Dataset entries:
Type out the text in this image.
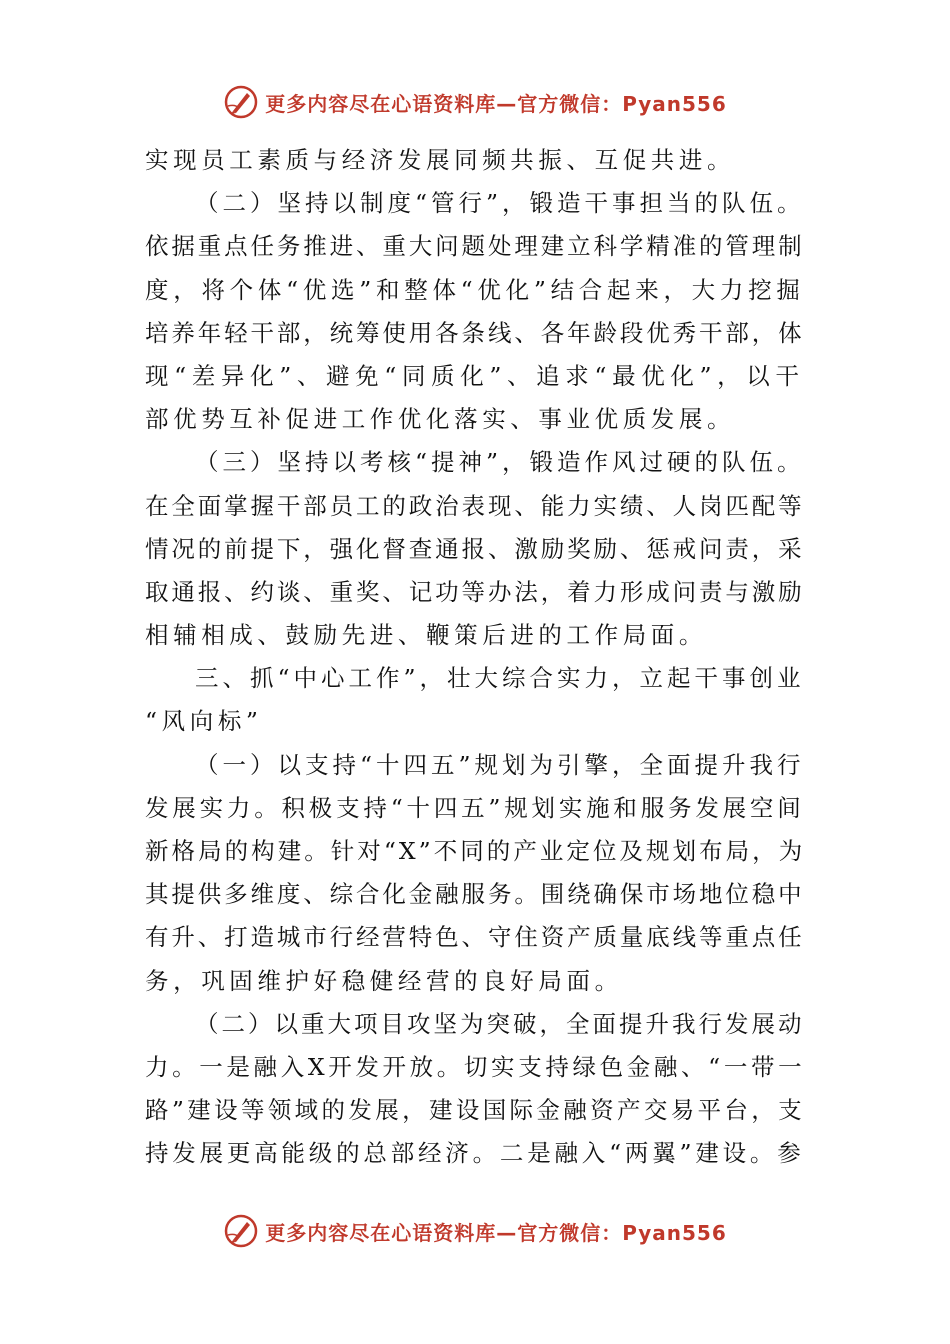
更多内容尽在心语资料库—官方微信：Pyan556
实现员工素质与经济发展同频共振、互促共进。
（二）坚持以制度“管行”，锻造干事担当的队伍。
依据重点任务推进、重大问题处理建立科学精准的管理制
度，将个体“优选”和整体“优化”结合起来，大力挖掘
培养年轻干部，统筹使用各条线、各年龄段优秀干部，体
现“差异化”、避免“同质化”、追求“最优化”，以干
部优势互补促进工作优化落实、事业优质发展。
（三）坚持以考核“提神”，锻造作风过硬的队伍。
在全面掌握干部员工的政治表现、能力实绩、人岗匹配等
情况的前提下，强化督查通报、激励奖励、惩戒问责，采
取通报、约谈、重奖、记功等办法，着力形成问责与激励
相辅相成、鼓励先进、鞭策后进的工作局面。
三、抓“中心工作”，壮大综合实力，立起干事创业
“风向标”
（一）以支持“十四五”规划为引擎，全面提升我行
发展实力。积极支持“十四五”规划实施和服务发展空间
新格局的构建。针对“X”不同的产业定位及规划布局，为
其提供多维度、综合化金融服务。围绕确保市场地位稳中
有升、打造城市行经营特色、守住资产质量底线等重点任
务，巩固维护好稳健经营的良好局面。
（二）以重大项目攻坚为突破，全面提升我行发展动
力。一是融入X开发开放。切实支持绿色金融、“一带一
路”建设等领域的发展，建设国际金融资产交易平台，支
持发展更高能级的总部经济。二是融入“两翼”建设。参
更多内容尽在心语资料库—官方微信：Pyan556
==
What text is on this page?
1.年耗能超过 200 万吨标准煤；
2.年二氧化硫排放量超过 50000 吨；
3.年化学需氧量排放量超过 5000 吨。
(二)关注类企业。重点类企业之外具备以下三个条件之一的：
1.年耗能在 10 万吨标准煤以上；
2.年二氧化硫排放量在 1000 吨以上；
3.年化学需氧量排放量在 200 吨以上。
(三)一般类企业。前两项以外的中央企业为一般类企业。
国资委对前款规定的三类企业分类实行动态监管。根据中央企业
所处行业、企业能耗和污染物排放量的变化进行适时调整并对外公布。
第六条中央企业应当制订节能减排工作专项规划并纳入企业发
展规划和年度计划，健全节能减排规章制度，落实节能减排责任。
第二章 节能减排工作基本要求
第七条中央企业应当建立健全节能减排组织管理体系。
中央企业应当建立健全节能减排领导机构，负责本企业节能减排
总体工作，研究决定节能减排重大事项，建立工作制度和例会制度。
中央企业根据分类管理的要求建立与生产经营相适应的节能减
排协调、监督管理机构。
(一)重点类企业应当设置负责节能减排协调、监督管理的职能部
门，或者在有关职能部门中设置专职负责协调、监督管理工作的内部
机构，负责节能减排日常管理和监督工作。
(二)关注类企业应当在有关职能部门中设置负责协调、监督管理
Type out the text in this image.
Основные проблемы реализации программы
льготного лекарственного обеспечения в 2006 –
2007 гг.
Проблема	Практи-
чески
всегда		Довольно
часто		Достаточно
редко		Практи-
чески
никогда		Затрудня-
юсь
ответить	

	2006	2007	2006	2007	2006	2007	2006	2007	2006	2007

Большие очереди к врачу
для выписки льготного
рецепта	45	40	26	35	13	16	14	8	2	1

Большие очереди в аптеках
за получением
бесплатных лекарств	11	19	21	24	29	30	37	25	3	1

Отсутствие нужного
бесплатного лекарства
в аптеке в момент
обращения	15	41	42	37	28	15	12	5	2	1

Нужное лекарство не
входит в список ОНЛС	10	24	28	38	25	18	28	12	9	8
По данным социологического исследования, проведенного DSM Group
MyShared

■ **Directions**:
Among the lines above, how many contain the string "очереди"? State the number alone.

■ **Response**:
2